What you have to do —
Transcribe the records below exactly as they appear, omitting any pictures.

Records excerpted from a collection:
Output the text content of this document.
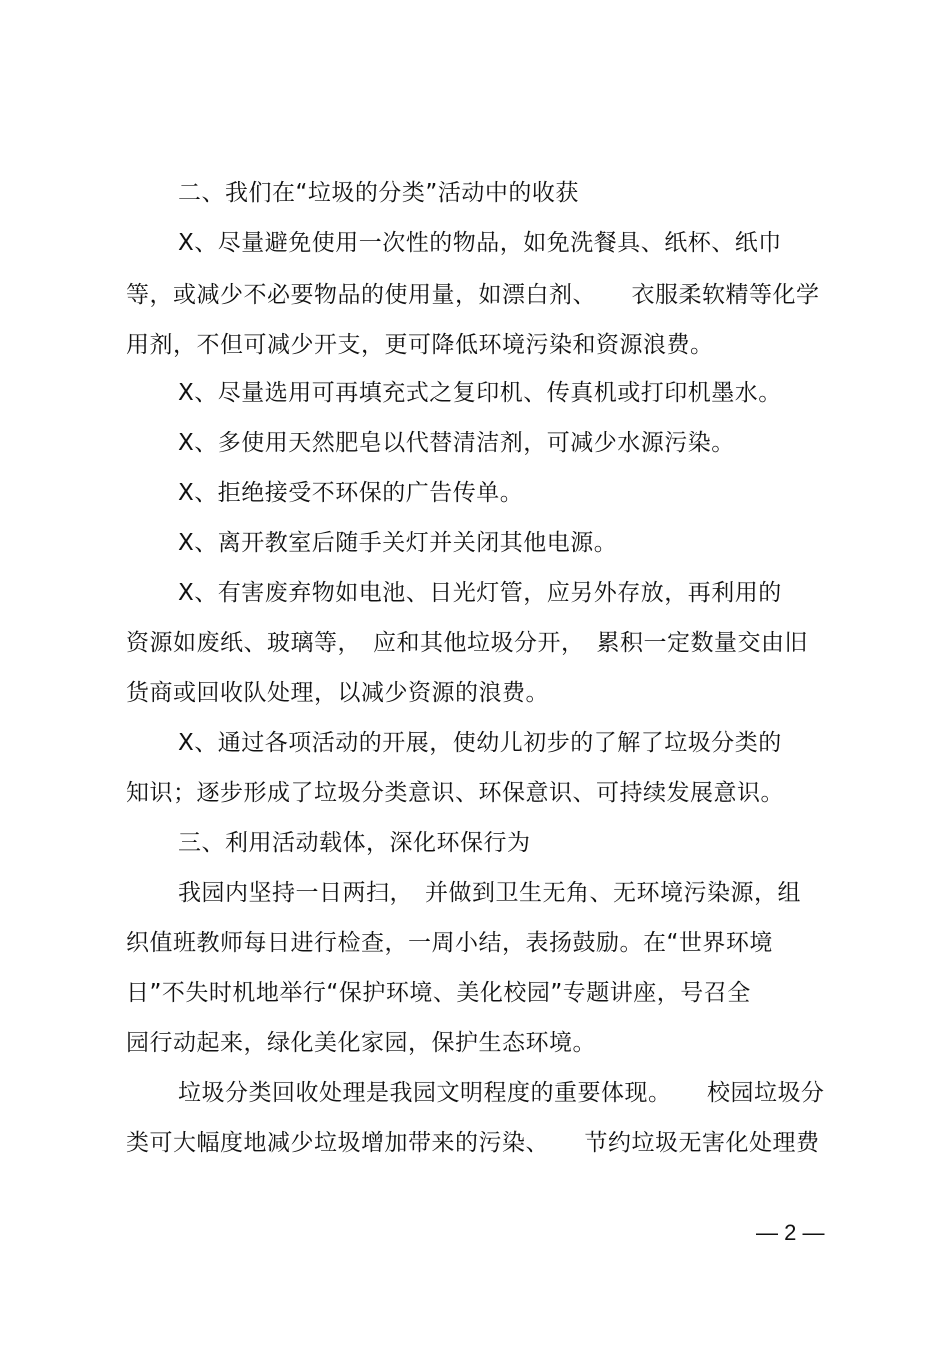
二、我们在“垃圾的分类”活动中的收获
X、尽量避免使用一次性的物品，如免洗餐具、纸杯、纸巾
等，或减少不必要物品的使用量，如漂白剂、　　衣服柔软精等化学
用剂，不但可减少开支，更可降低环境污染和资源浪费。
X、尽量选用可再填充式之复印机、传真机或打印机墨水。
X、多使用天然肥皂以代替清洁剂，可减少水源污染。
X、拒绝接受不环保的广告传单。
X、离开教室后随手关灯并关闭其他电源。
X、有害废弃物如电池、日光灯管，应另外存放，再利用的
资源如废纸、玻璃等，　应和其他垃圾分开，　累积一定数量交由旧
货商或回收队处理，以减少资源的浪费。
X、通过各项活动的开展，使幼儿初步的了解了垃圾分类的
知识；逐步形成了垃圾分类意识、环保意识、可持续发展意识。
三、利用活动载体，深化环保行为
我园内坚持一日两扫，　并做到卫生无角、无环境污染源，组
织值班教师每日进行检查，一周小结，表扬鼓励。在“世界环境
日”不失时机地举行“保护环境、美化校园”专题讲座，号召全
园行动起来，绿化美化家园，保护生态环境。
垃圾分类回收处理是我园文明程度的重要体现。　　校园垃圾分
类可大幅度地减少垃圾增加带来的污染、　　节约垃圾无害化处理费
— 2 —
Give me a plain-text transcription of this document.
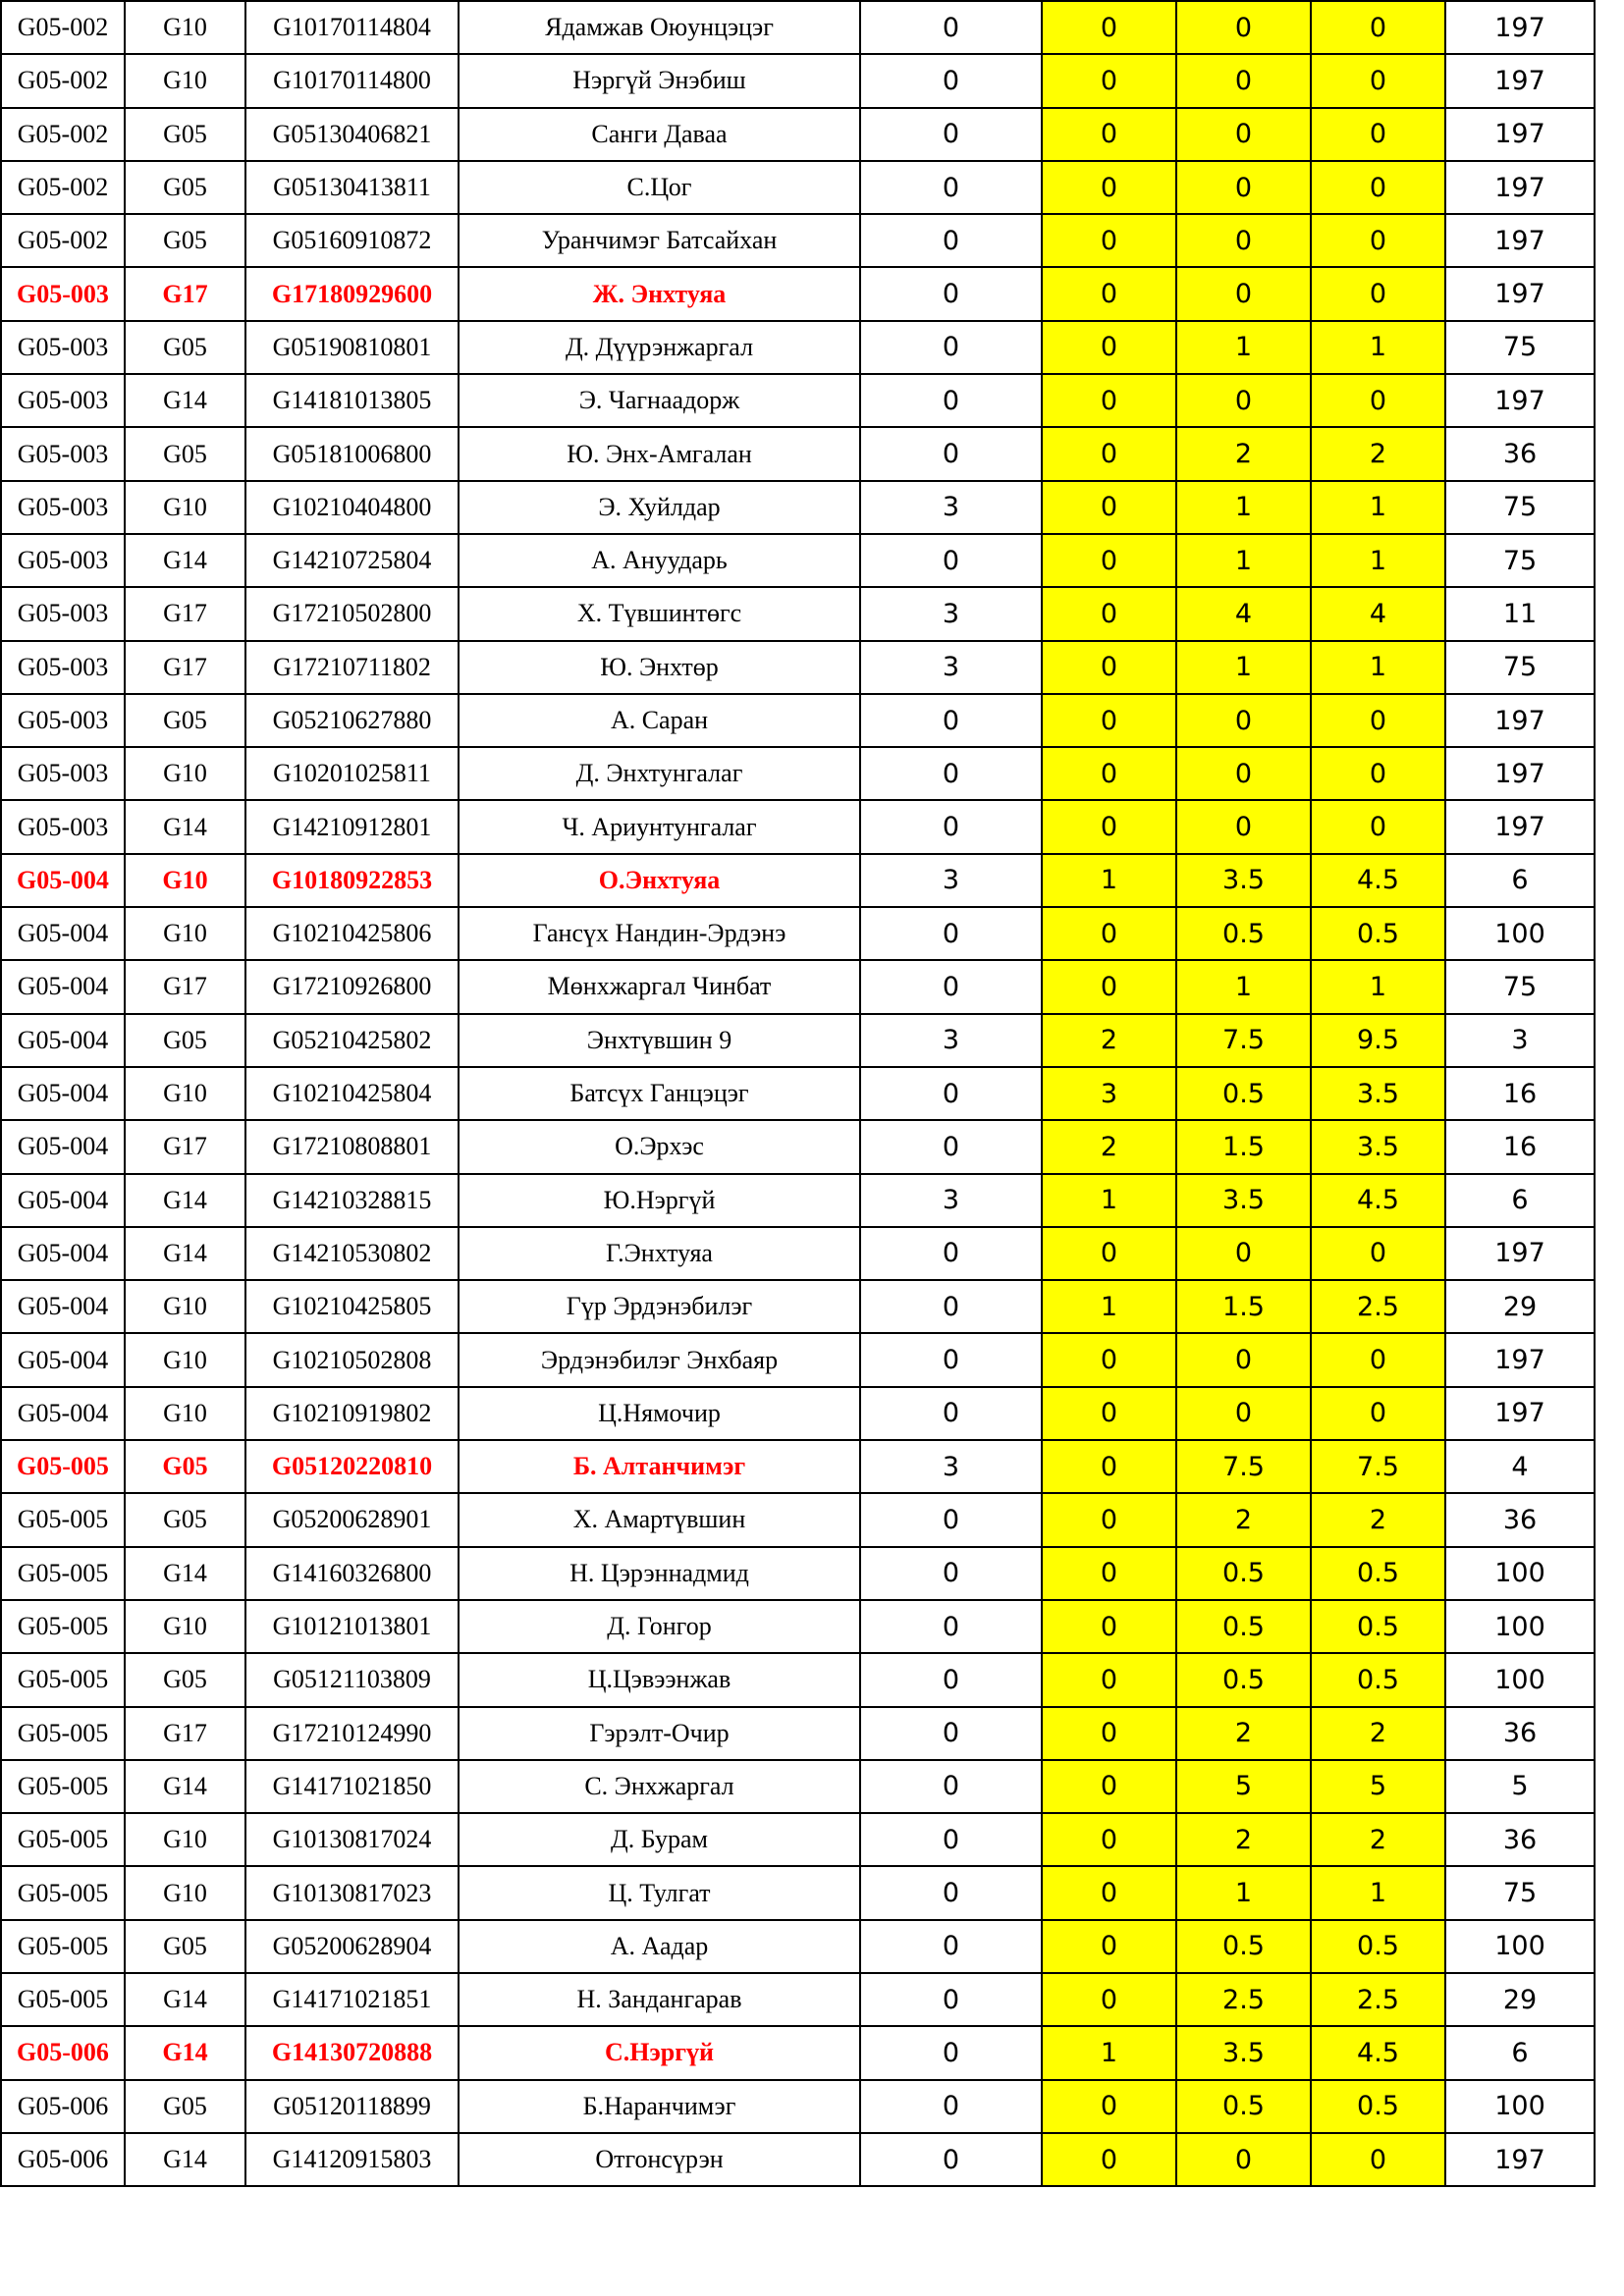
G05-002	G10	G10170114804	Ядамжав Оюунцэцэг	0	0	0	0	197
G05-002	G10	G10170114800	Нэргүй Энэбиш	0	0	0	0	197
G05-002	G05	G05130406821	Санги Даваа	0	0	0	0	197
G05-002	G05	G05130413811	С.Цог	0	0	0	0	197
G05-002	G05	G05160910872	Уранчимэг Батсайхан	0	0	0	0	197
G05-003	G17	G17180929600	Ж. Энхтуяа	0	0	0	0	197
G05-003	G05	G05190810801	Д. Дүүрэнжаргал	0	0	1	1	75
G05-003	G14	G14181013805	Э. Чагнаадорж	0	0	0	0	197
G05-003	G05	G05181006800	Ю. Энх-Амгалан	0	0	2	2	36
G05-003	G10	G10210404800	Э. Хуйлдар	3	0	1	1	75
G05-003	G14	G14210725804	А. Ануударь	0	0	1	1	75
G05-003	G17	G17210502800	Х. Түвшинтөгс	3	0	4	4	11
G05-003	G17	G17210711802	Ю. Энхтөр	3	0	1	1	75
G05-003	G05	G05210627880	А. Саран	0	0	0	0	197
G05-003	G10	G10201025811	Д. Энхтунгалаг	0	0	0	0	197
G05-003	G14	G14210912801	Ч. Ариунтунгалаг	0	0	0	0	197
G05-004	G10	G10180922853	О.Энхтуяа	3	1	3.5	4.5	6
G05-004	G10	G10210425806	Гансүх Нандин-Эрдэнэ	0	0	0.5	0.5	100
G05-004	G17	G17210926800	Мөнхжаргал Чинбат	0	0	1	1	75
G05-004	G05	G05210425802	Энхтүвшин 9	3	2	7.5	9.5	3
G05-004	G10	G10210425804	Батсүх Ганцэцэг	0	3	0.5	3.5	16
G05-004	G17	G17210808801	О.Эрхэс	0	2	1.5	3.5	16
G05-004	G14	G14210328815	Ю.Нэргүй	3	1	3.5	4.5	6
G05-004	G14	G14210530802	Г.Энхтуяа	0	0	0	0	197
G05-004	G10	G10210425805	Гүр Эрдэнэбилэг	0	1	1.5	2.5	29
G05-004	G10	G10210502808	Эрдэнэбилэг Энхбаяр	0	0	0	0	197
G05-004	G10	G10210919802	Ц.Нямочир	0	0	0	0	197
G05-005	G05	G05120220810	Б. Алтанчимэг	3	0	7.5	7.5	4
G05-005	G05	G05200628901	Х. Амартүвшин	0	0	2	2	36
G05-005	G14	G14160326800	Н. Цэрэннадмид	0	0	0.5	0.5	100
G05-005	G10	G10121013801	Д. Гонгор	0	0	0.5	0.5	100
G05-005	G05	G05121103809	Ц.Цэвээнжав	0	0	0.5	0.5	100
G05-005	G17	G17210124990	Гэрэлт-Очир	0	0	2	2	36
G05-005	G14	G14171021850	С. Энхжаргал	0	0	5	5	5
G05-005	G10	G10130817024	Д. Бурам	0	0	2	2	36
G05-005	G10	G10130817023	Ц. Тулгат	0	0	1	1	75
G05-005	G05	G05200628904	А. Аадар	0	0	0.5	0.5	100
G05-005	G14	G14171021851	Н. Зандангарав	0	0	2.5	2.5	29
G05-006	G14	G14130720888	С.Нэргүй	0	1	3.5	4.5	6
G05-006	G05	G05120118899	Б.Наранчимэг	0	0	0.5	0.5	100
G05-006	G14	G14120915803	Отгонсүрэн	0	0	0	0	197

Worked answer —
Output the text content of this document.
二、我们在“垃圾的分类”活动中的收获
X、尽量避免使用一次性的物品，如免洗餐具、纸杯、纸巾
等，或减少不必要物品的使用量，如漂白剂、　　衣服柔软精等化学
用剂，不但可减少开支，更可降低环境污染和资源浪费。
X、尽量选用可再填充式之复印机、传真机或打印机墨水。
X、多使用天然肥皂以代替清洁剂，可减少水源污染。
X、拒绝接受不环保的广告传单。
X、离开教室后随手关灯并关闭其他电源。
X、有害废弃物如电池、日光灯管，应另外存放，再利用的
资源如废纸、玻璃等，　应和其他垃圾分开，　累积一定数量交由旧
货商或回收队处理，以减少资源的浪费。
X、通过各项活动的开展，使幼儿初步的了解了垃圾分类的
知识；逐步形成了垃圾分类意识、环保意识、可持续发展意识。
三、利用活动载体，深化环保行为
我园内坚持一日两扫，　并做到卫生无角、无环境污染源，组
织值班教师每日进行检查，一周小结，表扬鼓励。在“世界环境
日”不失时机地举行“保护环境、美化校园”专题讲座，号召全
园行动起来，绿化美化家园，保护生态环境。
垃圾分类回收处理是我园文明程度的重要体现。　　校园垃圾分
类可大幅度地减少垃圾增加带来的污染、　　节约垃圾无害化处理费
— 2 —
Give me a plain-text transcription of this document.
G05-002	G10	G10170114804	Ядамжав Оюунцэцэг	0	0	0	0	197
G05-002	G10	G10170114800	Нэргүй Энэбиш	0	0	0	0	197
G05-002	G05	G05130406821	Санги Даваа	0	0	0	0	197
G05-002	G05	G05130413811	С.Цог	0	0	0	0	197
G05-002	G05	G05160910872	Уранчимэг Батсайхан	0	0	0	0	197
G05-003	G17	G17180929600	Ж. Энхтуяа	0	0	0	0	197
G05-003	G05	G05190810801	Д. Дүүрэнжаргал	0	0	1	1	75
G05-003	G14	G14181013805	Э. Чагнаадорж	0	0	0	0	197
G05-003	G05	G05181006800	Ю. Энх-Амгалан	0	0	2	2	36
G05-003	G10	G10210404800	Э. Хуйлдар	3	0	1	1	75
G05-003	G14	G14210725804	А. Ануударь	0	0	1	1	75
G05-003	G17	G17210502800	Х. Түвшинтөгс	3	0	4	4	11
G05-003	G17	G17210711802	Ю. Энхтөр	3	0	1	1	75
G05-003	G05	G05210627880	А. Саран	0	0	0	0	197
G05-003	G10	G10201025811	Д. Энхтунгалаг	0	0	0	0	197
G05-003	G14	G14210912801	Ч. Ариунтунгалаг	0	0	0	0	197
G05-004	G10	G10180922853	О.Энхтуяа	3	1	3.5	4.5	6
G05-004	G10	G10210425806	Гансүх Нандин-Эрдэнэ	0	0	0.5	0.5	100
G05-004	G17	G17210926800	Мөнхжаргал Чинбат	0	0	1	1	75
G05-004	G05	G05210425802	Энхтүвшин 9	3	2	7.5	9.5	3
G05-004	G10	G10210425804	Батсүх Ганцэцэг	0	3	0.5	3.5	16
G05-004	G17	G17210808801	О.Эрхэс	0	2	1.5	3.5	16
G05-004	G14	G14210328815	Ю.Нэргүй	3	1	3.5	4.5	6
G05-004	G14	G14210530802	Г.Энхтуяа	0	0	0	0	197
G05-004	G10	G10210425805	Гүр Эрдэнэбилэг	0	1	1.5	2.5	29
G05-004	G10	G10210502808	Эрдэнэбилэг Энхбаяр	0	0	0	0	197
G05-004	G10	G10210919802	Ц.Нямочир	0	0	0	0	197
G05-005	G05	G05120220810	Б. Алтанчимэг	3	0	7.5	7.5	4
G05-005	G05	G05200628901	Х. Амартүвшин	0	0	2	2	36
G05-005	G14	G14160326800	Н. Цэрэннадмид	0	0	0.5	0.5	100
G05-005	G10	G10121013801	Д. Гонгор	0	0	0.5	0.5	100
G05-005	G05	G05121103809	Ц.Цэвээнжав	0	0	0.5	0.5	100
G05-005	G17	G17210124990	Гэрэлт-Очир	0	0	2	2	36
G05-005	G14	G14171021850	С. Энхжаргал	0	0	5	5	5
G05-005	G10	G10130817024	Д. Бурам	0	0	2	2	36
G05-005	G10	G10130817023	Ц. Тулгат	0	0	1	1	75
G05-005	G05	G05200628904	А. Аадар	0	0	0.5	0.5	100
G05-005	G14	G14171021851	Н. Зандангарав	0	0	2.5	2.5	29
G05-006	G14	G14130720888	С.Нэргүй	0	1	3.5	4.5	6
G05-006	G05	G05120118899	Б.Наранчимэг	0	0	0.5	0.5	100
G05-006	G14	G14120915803	Отгонсүрэн	0	0	0	0	197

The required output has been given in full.